Your instructions:
Only the lines from the one containing "Extract the structured" through the last line below should be written out, exactly and with both ends kept.

Data excerpts:
____________
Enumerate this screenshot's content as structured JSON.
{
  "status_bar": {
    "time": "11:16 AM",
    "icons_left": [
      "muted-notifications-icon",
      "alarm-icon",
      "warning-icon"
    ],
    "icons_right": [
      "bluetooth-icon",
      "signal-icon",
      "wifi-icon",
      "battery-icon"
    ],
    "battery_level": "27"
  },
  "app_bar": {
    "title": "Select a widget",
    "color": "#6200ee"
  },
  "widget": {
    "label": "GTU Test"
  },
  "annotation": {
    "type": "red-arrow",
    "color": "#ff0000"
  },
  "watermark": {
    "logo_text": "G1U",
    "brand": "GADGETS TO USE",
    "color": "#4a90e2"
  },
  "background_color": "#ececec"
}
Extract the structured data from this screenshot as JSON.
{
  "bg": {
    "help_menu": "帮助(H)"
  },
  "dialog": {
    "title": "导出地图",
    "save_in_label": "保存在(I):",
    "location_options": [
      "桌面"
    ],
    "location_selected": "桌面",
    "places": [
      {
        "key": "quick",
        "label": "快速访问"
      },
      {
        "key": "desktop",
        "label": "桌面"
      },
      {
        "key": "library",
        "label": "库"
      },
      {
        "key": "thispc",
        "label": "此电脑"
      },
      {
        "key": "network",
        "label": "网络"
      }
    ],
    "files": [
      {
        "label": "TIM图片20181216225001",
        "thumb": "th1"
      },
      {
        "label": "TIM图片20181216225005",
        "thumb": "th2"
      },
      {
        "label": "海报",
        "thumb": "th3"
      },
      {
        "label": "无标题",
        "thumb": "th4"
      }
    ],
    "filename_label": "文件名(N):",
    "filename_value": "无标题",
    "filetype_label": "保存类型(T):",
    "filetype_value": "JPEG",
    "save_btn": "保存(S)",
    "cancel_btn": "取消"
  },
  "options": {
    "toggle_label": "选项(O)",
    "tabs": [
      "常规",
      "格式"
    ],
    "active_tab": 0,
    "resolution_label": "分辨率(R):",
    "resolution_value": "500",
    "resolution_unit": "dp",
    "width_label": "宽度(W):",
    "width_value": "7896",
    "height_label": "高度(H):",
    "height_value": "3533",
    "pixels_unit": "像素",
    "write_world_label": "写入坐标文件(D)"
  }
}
____________
Exercise solution:
Extract the structured data from this screenshot as JSON.
{
  "bg": {
    "help_menu": "帮助(H)"
  },
  "dialog": {
    "title": "导出地图",
    "save_in_label": "保存在(I):",
    "location_options": [
      "桌面"
    ],
    "location_selected": "桌面",
    "places": [
      {
        "key": "quick",
        "label": "快速访问"
      },
      {
        "key": "desktop",
        "label": "桌面"
      },
      {
        "key": "library",
        "label": "库"
      },
      {
        "key": "thispc",
        "label": "此电脑"
      },
      {
        "key": "network",
        "label": "网络"
      }
    ],
    "files": [
      {
        "label": "TIM图片20181216225001",
        "thumb": "th1"
      },
      {
        "label": "TIM图片20181216225005",
        "thumb": "th2"
      },
      {
        "label": "海报",
        "thumb": "th3"
      },
      {
        "label": "无标题",
        "thumb": "th4"
      }
    ],
    "filename_label": "文件名(N):",
    "filename_value": "无标题",
    "filetype_label": "保存类型(T):",
    "filetype_value": "JPEG",
    "save_btn": "保存(S)",
    "cancel_btn": "取消"
  },
  "options": {
    "toggle_label": "选项(O)",
    "tabs": [
      "常规",
      "格式"
    ],
    "active_tab": 0,
    "resolution_label": "分辨率(R):",
    "resolution_value": "500",
    "resolution_unit": "dp",
    "width_label": "宽度(W):",
    "width_value": "7896",
    "height_label": "高度(H):",
    "height_value": "3533",
    "pixels_unit": "像素",
    "write_world_label": "写入坐标文件(D)"
  }
}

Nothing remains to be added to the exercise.